» WORK INSTRUCTIONS
Count lines with the string "subtitle" in them. State the number alone.

[Collected data]
--- --- ---

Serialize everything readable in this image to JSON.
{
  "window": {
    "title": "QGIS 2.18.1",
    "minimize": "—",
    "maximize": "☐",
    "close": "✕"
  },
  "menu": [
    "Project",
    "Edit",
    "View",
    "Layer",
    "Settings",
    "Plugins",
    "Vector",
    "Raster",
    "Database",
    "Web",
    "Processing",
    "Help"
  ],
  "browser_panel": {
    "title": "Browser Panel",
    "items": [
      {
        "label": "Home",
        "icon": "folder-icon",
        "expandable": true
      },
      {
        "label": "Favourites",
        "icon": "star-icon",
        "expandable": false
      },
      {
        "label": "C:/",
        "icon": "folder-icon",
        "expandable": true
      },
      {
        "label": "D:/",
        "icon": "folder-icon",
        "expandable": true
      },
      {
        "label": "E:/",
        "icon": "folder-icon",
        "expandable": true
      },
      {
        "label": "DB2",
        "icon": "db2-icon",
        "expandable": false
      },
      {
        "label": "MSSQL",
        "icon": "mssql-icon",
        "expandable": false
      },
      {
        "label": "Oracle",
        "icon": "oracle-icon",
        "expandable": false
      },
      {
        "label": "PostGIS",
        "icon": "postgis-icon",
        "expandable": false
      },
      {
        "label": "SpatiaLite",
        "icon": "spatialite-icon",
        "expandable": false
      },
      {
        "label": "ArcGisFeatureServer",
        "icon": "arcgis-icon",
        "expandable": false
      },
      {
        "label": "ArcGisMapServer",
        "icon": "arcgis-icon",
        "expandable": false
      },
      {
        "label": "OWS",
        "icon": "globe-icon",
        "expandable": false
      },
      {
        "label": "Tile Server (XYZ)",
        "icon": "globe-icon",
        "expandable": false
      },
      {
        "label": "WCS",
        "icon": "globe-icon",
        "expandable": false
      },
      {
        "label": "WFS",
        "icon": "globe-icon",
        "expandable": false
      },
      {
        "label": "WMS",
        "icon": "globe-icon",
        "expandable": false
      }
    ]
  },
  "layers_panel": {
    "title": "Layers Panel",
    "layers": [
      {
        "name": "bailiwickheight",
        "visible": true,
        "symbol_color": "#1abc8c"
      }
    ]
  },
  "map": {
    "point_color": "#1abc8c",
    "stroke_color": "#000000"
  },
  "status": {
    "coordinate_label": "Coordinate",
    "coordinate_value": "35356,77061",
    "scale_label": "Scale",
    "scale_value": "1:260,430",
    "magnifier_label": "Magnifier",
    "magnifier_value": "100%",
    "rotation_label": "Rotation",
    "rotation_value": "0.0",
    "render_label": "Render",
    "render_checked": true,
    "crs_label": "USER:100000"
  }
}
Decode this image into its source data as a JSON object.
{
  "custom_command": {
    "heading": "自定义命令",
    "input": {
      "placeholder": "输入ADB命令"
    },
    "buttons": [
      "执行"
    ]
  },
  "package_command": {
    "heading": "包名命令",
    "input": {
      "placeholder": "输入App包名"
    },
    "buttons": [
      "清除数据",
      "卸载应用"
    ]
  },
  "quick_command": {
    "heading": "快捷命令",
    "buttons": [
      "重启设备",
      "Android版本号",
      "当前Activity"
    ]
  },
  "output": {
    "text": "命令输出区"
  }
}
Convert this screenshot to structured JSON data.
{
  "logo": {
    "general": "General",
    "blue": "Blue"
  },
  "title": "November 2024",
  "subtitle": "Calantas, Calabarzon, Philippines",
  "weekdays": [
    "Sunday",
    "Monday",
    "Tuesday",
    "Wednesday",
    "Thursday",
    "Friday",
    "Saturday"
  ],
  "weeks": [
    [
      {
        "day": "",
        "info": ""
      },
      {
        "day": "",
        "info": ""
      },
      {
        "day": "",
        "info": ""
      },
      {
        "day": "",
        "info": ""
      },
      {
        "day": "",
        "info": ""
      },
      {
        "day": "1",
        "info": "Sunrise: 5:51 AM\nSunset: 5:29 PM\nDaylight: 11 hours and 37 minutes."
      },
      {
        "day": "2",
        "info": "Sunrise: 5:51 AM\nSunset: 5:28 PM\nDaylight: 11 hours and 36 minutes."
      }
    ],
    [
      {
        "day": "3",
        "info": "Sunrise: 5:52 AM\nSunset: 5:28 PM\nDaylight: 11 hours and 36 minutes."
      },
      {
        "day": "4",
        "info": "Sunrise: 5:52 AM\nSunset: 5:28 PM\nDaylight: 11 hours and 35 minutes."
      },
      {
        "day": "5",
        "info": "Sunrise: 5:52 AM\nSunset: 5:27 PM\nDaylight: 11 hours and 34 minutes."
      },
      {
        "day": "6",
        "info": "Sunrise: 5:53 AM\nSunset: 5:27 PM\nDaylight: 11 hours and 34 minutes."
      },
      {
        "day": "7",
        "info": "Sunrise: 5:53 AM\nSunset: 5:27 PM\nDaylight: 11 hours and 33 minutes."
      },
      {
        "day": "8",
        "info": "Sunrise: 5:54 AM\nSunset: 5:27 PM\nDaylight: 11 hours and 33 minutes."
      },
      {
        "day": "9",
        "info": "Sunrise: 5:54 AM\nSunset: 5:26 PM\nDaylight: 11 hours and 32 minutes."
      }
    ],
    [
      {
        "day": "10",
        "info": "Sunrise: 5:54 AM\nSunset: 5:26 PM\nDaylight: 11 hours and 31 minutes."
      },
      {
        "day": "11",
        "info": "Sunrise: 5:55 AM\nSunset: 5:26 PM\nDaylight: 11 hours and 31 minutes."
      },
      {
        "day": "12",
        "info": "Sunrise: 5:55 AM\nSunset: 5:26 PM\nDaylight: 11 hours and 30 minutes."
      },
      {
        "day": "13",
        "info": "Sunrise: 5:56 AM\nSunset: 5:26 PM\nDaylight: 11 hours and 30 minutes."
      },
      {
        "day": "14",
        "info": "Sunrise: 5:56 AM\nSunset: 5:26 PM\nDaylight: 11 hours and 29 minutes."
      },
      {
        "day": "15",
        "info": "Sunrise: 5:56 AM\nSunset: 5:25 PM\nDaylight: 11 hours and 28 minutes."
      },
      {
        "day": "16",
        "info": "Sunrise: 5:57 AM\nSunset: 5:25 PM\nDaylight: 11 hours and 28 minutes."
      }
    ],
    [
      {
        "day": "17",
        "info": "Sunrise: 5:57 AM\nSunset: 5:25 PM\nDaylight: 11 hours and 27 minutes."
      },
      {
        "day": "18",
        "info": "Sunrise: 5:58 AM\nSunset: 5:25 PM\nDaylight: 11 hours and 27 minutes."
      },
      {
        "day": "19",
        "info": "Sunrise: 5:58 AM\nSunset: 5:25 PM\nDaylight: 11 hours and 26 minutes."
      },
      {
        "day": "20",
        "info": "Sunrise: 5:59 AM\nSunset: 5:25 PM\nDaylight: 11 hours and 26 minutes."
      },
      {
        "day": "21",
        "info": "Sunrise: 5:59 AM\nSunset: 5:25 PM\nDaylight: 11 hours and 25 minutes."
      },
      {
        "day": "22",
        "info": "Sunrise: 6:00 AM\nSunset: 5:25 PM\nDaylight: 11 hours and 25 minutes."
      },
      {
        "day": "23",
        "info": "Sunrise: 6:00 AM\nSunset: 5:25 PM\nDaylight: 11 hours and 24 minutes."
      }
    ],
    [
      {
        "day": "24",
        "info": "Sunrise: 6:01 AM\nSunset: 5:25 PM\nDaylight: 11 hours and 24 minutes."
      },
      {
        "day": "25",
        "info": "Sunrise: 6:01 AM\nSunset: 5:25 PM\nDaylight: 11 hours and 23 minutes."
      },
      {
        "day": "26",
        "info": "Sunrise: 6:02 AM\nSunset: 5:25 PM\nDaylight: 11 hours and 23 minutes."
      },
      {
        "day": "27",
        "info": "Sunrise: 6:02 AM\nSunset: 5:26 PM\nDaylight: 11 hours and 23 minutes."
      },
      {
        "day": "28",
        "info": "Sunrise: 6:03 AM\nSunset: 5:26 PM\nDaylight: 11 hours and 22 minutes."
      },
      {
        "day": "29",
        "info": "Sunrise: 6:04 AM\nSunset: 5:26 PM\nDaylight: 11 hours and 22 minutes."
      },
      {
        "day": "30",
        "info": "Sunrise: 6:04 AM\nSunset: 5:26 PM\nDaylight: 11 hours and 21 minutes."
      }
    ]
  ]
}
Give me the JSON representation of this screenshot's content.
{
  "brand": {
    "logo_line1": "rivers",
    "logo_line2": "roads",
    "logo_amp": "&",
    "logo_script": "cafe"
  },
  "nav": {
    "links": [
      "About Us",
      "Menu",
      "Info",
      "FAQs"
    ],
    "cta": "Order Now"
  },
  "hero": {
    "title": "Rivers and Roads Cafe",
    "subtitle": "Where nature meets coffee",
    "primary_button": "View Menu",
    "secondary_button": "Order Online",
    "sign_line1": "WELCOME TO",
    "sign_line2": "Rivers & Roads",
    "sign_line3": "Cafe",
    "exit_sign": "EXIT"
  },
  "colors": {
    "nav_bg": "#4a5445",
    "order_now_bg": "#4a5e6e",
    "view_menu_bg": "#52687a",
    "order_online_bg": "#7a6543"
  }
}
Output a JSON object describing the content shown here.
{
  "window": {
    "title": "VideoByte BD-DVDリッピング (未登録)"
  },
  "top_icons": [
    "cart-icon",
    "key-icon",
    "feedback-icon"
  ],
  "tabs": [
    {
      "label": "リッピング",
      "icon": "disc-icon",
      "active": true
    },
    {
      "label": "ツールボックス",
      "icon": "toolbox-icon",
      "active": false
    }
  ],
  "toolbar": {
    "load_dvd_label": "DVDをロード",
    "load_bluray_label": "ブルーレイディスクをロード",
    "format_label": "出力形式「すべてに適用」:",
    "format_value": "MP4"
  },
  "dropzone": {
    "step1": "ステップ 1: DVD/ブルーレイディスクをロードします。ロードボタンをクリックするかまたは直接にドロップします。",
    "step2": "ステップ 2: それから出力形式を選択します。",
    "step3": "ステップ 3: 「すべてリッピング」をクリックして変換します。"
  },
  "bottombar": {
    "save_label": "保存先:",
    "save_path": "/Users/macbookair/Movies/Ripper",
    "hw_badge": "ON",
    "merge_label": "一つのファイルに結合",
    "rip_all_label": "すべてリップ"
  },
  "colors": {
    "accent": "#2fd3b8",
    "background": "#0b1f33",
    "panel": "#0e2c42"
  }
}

--- --- ---

» WORKED ANSWER
2